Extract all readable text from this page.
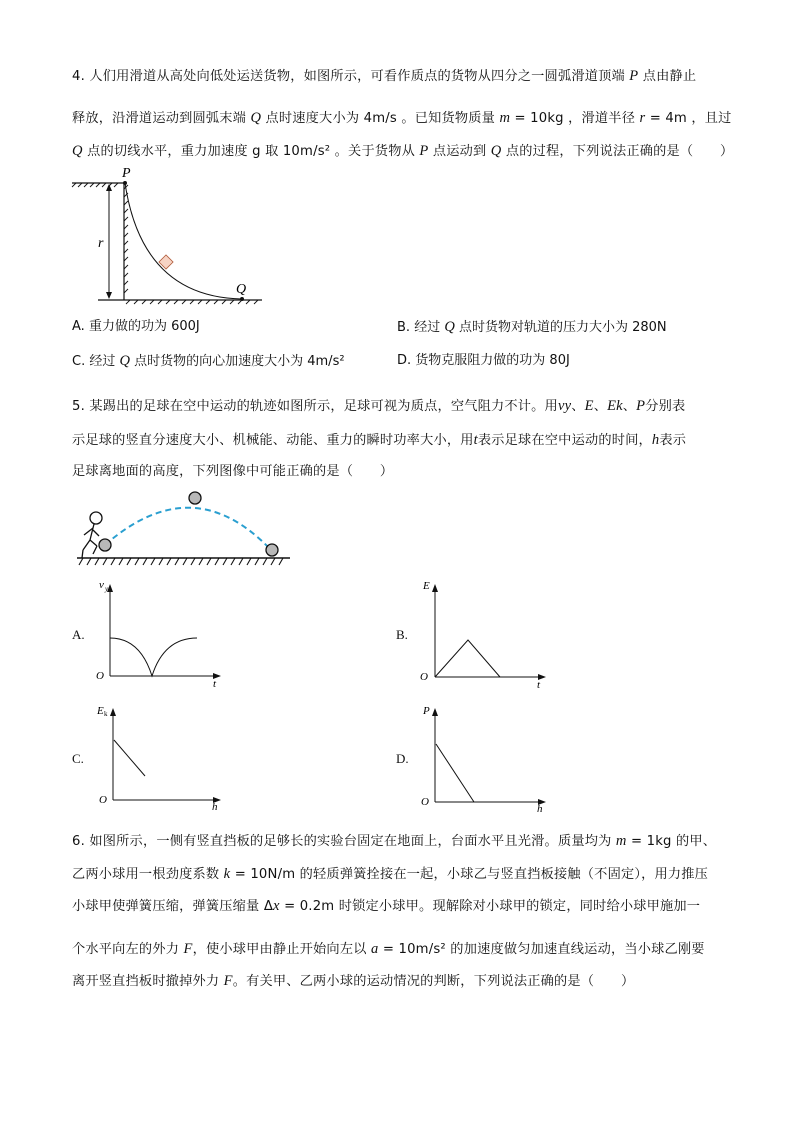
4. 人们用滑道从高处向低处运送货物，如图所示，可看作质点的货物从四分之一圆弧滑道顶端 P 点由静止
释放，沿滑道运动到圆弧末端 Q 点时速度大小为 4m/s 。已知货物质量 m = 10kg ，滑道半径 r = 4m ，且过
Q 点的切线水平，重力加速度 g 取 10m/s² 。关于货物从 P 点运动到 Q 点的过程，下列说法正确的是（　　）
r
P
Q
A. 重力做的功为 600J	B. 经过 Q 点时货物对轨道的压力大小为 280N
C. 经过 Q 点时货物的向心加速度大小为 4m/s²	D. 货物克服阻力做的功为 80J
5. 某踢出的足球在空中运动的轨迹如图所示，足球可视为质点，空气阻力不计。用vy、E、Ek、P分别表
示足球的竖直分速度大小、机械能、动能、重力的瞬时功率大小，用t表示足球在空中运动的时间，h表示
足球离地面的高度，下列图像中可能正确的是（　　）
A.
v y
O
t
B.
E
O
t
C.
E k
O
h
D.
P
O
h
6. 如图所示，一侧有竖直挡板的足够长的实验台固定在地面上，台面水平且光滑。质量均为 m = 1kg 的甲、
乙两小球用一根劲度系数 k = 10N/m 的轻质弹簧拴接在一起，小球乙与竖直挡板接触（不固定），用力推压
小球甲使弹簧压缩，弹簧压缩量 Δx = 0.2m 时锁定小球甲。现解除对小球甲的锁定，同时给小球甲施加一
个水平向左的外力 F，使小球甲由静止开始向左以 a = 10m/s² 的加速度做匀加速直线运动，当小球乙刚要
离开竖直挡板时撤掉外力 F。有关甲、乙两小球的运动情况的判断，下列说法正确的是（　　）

________

_STATED EXERCISE_
Copy out the data above exactly, except the pictures.

_ANSWER TO THE EXERCISE_
Extract all readable text from this page.
4. 人们用滑道从高处向低处运送货物，如图所示，可看作质点的货物从四分之一圆弧滑道顶端 P 点由静止
释放，沿滑道运动到圆弧末端 Q 点时速度大小为 4m/s 。已知货物质量 m = 10kg ，滑道半径 r = 4m ，且过
Q 点的切线水平，重力加速度 g 取 10m/s² 。关于货物从 P 点运动到 Q 点的过程，下列说法正确的是（　　）
r
P
Q
A. 重力做的功为 600J	B. 经过 Q 点时货物对轨道的压力大小为 280N
C. 经过 Q 点时货物的向心加速度大小为 4m/s²	D. 货物克服阻力做的功为 80J
5. 某踢出的足球在空中运动的轨迹如图所示，足球可视为质点，空气阻力不计。用vy、E、Ek、P分别表
示足球的竖直分速度大小、机械能、动能、重力的瞬时功率大小，用t表示足球在空中运动的时间，h表示
足球离地面的高度，下列图像中可能正确的是（　　）
A.
v y
O
t
B.
E
O
t
C.
E k
O
h
D.
P
O
h
6. 如图所示，一侧有竖直挡板的足够长的实验台固定在地面上，台面水平且光滑。质量均为 m = 1kg 的甲、
乙两小球用一根劲度系数 k = 10N/m 的轻质弹簧拴接在一起，小球乙与竖直挡板接触（不固定），用力推压
小球甲使弹簧压缩，弹簧压缩量 Δx = 0.2m 时锁定小球甲。现解除对小球甲的锁定，同时给小球甲施加一
个水平向左的外力 F，使小球甲由静止开始向左以 a = 10m/s² 的加速度做匀加速直线运动，当小球乙刚要
离开竖直挡板时撤掉外力 F。有关甲、乙两小球的运动情况的判断，下列说法正确的是（　　）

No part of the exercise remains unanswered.